— start of The input —
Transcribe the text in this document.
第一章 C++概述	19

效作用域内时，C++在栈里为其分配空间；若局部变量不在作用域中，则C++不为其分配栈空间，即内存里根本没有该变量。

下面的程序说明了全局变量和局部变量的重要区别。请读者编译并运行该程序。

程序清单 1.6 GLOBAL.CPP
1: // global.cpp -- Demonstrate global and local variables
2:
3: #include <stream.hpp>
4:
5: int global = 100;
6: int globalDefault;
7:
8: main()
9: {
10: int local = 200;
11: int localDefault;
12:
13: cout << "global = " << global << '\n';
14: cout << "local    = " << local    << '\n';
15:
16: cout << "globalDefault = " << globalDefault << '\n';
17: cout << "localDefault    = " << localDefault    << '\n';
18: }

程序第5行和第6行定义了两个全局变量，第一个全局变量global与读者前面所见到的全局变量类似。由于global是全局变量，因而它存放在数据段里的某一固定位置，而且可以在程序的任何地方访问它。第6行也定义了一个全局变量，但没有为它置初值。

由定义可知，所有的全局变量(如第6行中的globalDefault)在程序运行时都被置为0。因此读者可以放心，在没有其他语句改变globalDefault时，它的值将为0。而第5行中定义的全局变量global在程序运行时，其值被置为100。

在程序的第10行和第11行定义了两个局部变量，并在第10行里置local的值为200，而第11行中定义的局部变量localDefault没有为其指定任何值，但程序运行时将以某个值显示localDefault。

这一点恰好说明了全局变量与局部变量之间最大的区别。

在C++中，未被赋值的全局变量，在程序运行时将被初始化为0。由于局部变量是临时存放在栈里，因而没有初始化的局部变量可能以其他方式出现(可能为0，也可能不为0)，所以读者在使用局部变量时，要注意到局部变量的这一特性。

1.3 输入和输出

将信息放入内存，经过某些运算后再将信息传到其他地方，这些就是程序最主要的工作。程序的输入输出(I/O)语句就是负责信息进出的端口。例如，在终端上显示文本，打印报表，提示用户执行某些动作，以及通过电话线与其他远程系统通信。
— end of The input —
*Task prompt*
Look over the listing above. Pick out and copy every line that includes "cout".

*Answer for this exercise*
13: cout << "global = " << global << '\n';
14: cout << "local    = " << local    << '\n';
16: cout << "globalDefault = " << globalDefault << '\n';
17: cout << "localDefault    = " << localDefault    << '\n';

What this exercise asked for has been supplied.